→ **What is being asked**
Find each line holding the word "band" and give the number of such lines, nothing else.

## Start Entries provided

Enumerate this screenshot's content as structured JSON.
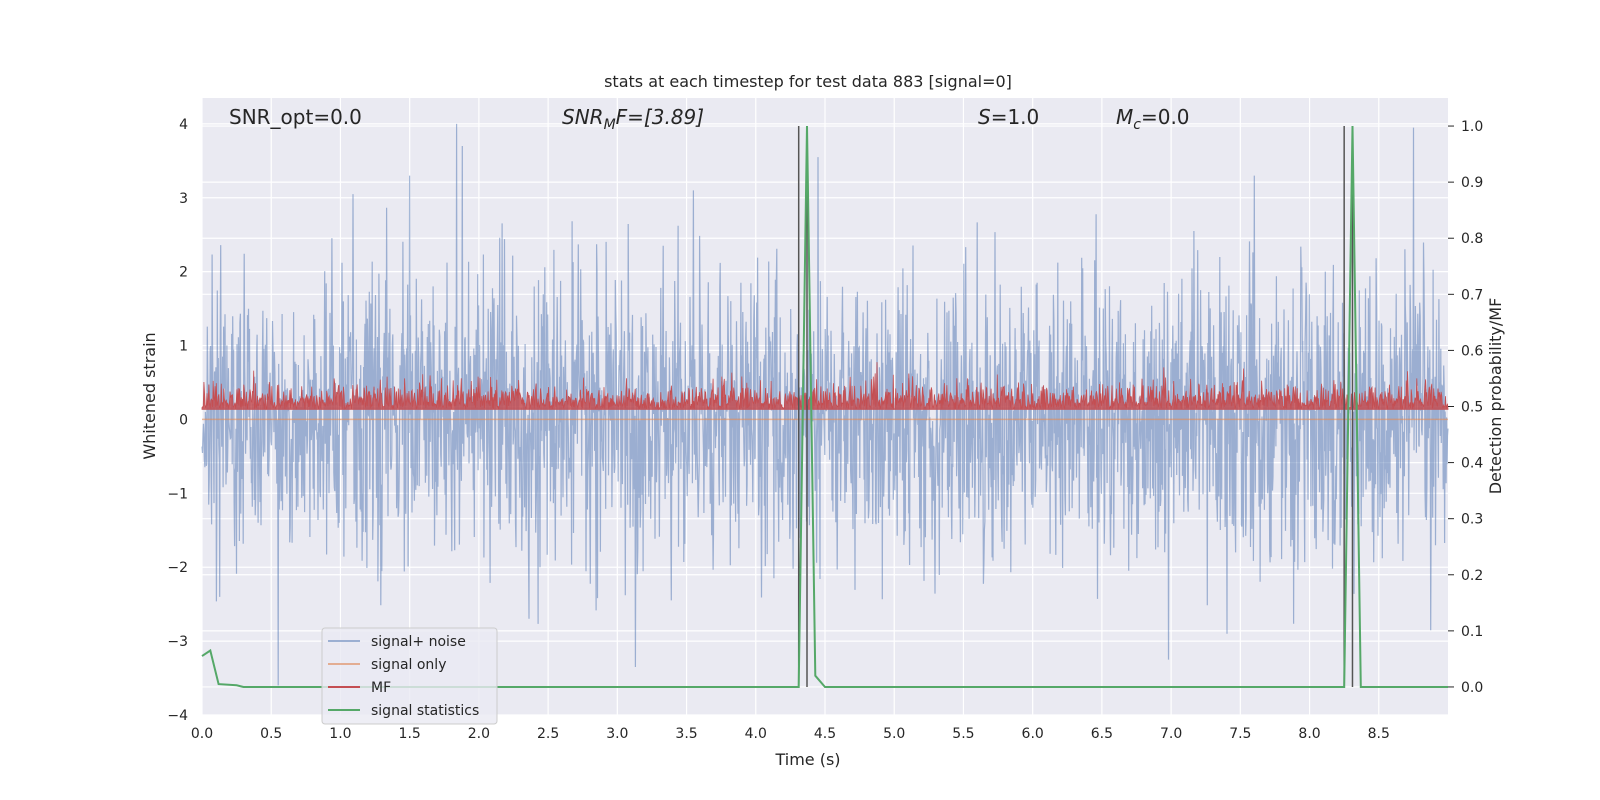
{
  "chart_data": {
    "type": "line",
    "title": "stats at each timestep for test data 883 [signal=0]",
    "xlabel": "Time (s)",
    "ylabel": "Whitened strain",
    "y2label": "Detection probability/MF",
    "xlim": [
      0.0,
      9.0
    ],
    "ylim": [
      -4,
      4.35
    ],
    "y2lim": [
      -0.05,
      1.05
    ],
    "xticks": [
      "0.0",
      "0.5",
      "1.0",
      "1.5",
      "2.0",
      "2.5",
      "3.0",
      "3.5",
      "4.0",
      "4.5",
      "5.0",
      "5.5",
      "6.0",
      "6.5",
      "7.0",
      "7.5",
      "8.0",
      "8.5"
    ],
    "yticks": [
      "−4",
      "−3",
      "−2",
      "−1",
      "0",
      "1",
      "2",
      "3",
      "4"
    ],
    "y2ticks": [
      "0.0",
      "0.1",
      "0.2",
      "0.3",
      "0.4",
      "0.5",
      "0.6",
      "0.7",
      "0.8",
      "0.9",
      "1.0"
    ],
    "grid": true,
    "legend_position": "lower-left",
    "annotations": {
      "snr_opt": "SNR_opt=0.0",
      "snr_mf": "SNR_MF=[3.89]",
      "snr_mf_base": "SNR",
      "snr_mf_sub": "M",
      "snr_mf_rest": "F=[3.89]",
      "s": "=1.0",
      "s_sym": "S",
      "mc_sym": "M",
      "mc_sub": "c",
      "mc": "=0.0"
    },
    "colors": {
      "noise": "#4c72b0",
      "signal_only": "#dd8452",
      "mf": "#c44e52",
      "stats": "#55a868",
      "vline": "#555555",
      "background": "#eaeaf2"
    },
    "series": [
      {
        "name": "signal+ noise",
        "axis": "left",
        "description_values": "dense noise, amplitude mostly within ±2, peaks to ~4.0 near t=1.84",
        "notable_peaks": [
          {
            "x": 1.84,
            "y": 4.0
          },
          {
            "x": 1.88,
            "y": 3.7
          },
          {
            "x": 1.5,
            "y": 3.3
          },
          {
            "x": 1.09,
            "y": 3.05
          },
          {
            "x": 3.55,
            "y": 3.1
          },
          {
            "x": 4.45,
            "y": 3.55
          },
          {
            "x": 7.6,
            "y": 3.3
          },
          {
            "x": 8.75,
            "y": 3.95
          },
          {
            "x": 0.55,
            "y": -3.6
          },
          {
            "x": 3.13,
            "y": -3.35
          },
          {
            "x": 6.98,
            "y": -3.25
          }
        ],
        "envelope": [
          1.5,
          -1.5
        ]
      },
      {
        "name": "signal only",
        "axis": "left",
        "x": [
          0.0,
          9.0
        ],
        "y": [
          0.0,
          0.0
        ]
      },
      {
        "name": "MF",
        "axis": "right",
        "description_values": "dense band between ~0.5 and ~0.58 on right axis",
        "band": [
          0.495,
          0.56
        ]
      },
      {
        "name": "signal statistics",
        "axis": "right",
        "x": [
          0.0,
          0.06,
          0.12,
          0.25,
          0.3,
          4.25,
          4.31,
          4.37,
          4.43,
          4.5,
          8.19,
          8.25,
          8.31,
          8.37,
          9.0
        ],
        "y": [
          0.055,
          0.065,
          0.005,
          0.003,
          0.0,
          0.0,
          0.0,
          1.0,
          0.02,
          0.0,
          0.0,
          0.0,
          1.0,
          0.0,
          0.0
        ]
      }
    ],
    "vlines": [
      4.31,
      4.37,
      8.25,
      8.31
    ]
  },
  "legend": {
    "items": [
      "signal+ noise",
      "signal only",
      "MF",
      "signal statistics"
    ]
  }
}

## End Entries provided

→ **Correct response**
2